• JOB: Count how many lines below contain the word "Kutatóintézet", then give that number alone.

--- begin EXTRACTED DATA ---

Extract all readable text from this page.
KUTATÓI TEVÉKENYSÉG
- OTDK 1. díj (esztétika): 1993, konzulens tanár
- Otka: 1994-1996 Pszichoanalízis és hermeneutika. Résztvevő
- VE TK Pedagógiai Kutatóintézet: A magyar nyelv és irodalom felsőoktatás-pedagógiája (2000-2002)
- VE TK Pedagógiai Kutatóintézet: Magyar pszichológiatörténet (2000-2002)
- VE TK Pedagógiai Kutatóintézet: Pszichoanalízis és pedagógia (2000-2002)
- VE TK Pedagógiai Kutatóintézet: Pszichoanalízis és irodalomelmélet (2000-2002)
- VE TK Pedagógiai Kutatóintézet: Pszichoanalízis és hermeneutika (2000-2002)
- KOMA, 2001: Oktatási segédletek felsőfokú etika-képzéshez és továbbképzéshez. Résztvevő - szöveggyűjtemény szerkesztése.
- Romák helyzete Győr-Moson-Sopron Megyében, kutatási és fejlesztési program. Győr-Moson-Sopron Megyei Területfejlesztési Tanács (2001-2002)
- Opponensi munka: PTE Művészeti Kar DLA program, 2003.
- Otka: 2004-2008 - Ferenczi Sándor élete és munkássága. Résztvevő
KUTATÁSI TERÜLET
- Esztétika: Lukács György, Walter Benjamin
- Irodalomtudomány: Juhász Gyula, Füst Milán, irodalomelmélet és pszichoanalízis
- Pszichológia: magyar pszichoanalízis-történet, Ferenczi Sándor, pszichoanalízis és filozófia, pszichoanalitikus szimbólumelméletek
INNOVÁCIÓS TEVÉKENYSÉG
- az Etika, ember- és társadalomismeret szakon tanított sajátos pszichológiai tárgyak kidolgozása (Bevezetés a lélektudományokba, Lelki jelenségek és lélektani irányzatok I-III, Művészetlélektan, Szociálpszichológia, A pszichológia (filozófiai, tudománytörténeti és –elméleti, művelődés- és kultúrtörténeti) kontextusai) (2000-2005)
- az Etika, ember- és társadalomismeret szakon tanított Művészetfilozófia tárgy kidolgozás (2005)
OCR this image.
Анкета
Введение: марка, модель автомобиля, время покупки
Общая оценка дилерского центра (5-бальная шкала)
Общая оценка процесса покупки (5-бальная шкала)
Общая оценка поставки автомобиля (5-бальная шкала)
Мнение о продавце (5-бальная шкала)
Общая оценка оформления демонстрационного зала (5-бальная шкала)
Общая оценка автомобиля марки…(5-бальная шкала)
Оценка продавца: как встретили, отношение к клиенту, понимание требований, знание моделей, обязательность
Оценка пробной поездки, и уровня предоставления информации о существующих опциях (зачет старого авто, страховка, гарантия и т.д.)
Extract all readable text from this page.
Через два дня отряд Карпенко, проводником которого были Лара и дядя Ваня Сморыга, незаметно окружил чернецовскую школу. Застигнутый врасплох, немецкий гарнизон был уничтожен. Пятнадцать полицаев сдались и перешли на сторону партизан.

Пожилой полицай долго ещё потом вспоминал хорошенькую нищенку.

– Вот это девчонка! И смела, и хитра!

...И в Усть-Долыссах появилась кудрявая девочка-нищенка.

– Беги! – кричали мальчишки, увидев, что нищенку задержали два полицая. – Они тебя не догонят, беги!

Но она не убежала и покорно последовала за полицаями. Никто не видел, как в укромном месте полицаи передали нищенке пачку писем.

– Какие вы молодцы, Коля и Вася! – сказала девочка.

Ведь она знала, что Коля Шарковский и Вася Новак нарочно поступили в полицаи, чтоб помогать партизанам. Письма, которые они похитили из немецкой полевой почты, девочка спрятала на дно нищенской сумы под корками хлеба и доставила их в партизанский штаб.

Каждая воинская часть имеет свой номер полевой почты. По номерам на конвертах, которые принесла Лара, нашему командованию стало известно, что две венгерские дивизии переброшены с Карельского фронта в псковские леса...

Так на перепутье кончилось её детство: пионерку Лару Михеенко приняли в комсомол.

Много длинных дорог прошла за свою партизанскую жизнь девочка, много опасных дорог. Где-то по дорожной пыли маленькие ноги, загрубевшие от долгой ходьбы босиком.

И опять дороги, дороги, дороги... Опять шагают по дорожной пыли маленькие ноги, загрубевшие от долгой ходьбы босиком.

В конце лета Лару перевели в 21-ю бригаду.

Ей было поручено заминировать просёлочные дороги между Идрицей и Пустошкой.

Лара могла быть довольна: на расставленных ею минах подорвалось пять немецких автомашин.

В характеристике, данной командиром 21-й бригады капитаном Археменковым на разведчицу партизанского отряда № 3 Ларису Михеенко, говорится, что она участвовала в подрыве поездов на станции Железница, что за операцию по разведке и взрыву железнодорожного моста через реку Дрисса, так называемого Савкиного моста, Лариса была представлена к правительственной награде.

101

--- end EXTRACTED DATA ---
--- begin EXTRACTED DATA ---

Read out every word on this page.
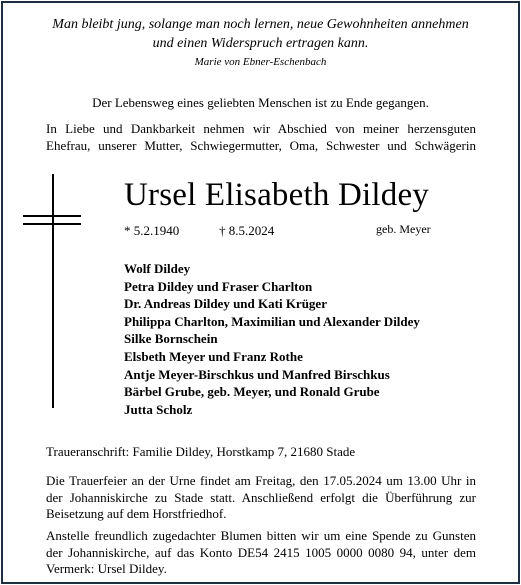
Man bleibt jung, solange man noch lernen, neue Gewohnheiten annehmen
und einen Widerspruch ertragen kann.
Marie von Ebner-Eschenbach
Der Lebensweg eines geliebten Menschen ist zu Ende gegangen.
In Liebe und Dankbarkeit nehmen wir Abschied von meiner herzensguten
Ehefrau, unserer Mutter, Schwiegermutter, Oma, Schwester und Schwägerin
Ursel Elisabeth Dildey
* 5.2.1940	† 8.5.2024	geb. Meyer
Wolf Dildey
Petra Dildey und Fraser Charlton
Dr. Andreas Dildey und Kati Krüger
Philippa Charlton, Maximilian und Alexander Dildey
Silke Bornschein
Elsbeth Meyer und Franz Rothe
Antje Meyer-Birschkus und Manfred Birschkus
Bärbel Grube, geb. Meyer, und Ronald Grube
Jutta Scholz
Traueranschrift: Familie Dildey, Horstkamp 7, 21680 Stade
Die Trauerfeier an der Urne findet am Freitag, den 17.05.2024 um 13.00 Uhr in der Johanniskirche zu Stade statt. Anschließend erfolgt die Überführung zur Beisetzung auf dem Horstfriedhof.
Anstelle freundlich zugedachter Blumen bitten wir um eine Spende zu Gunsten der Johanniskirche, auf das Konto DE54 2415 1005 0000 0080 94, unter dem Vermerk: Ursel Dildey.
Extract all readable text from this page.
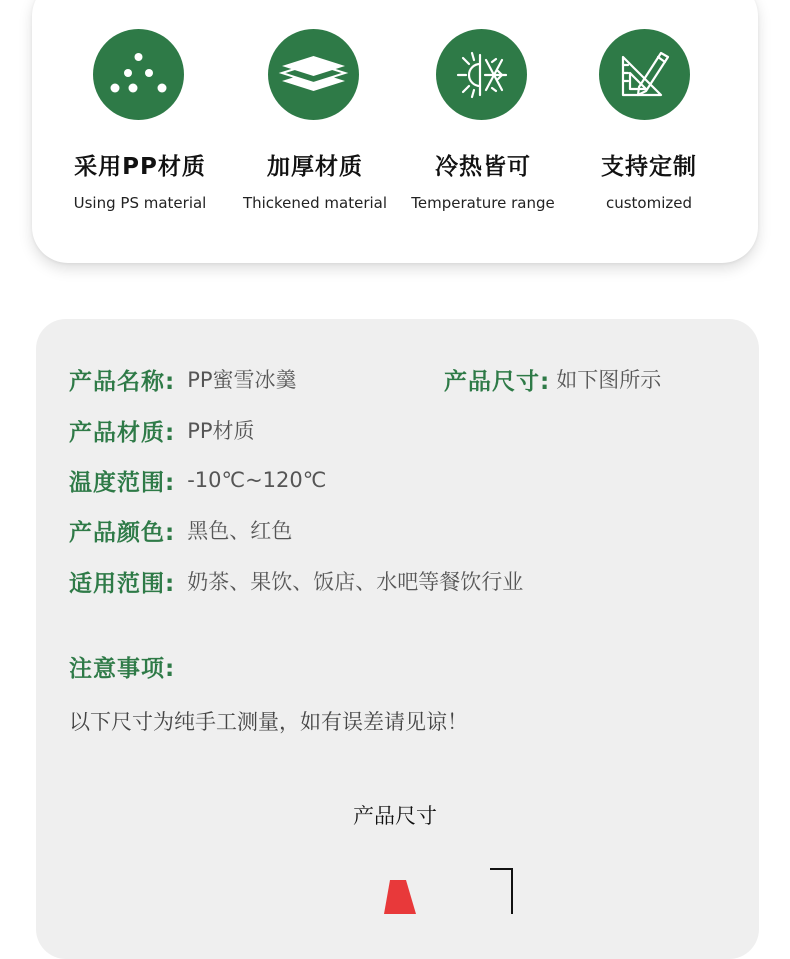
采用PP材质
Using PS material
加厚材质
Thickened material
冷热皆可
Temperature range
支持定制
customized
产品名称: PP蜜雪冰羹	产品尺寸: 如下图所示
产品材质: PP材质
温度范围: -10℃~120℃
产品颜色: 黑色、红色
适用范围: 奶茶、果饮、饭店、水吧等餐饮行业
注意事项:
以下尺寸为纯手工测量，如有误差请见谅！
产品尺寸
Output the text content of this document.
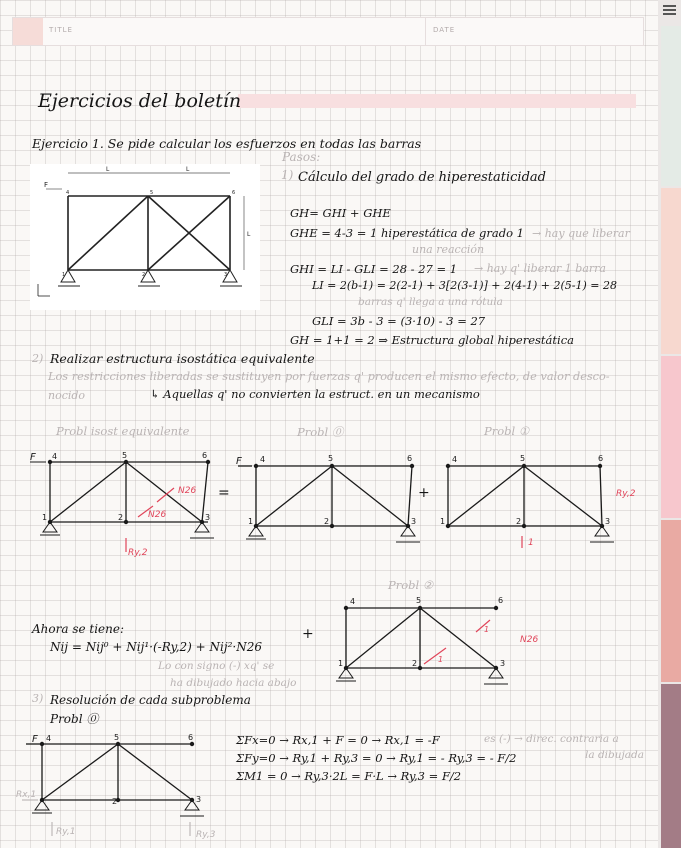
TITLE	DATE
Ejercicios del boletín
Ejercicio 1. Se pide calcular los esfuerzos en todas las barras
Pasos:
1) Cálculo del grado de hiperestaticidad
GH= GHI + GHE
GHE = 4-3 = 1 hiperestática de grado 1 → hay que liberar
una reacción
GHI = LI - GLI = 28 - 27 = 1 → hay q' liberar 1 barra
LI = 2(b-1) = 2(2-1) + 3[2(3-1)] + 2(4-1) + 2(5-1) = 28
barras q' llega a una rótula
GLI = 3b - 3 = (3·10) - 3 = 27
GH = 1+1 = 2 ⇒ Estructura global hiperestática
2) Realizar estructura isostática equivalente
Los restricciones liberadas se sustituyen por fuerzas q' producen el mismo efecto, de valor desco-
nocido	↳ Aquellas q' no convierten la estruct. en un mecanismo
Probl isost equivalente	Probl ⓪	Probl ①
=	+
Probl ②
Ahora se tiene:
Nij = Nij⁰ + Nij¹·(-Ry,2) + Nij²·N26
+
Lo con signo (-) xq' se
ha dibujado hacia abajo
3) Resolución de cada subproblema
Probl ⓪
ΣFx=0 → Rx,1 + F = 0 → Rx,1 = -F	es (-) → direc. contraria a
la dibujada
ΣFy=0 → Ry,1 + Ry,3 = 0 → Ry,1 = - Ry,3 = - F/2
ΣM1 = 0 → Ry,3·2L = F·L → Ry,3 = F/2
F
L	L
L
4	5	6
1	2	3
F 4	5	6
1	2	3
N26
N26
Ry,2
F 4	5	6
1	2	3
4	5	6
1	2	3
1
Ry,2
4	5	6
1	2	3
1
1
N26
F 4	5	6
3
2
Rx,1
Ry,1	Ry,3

--- end EXTRACTED DATA ---

• ANSWER BELOW: 5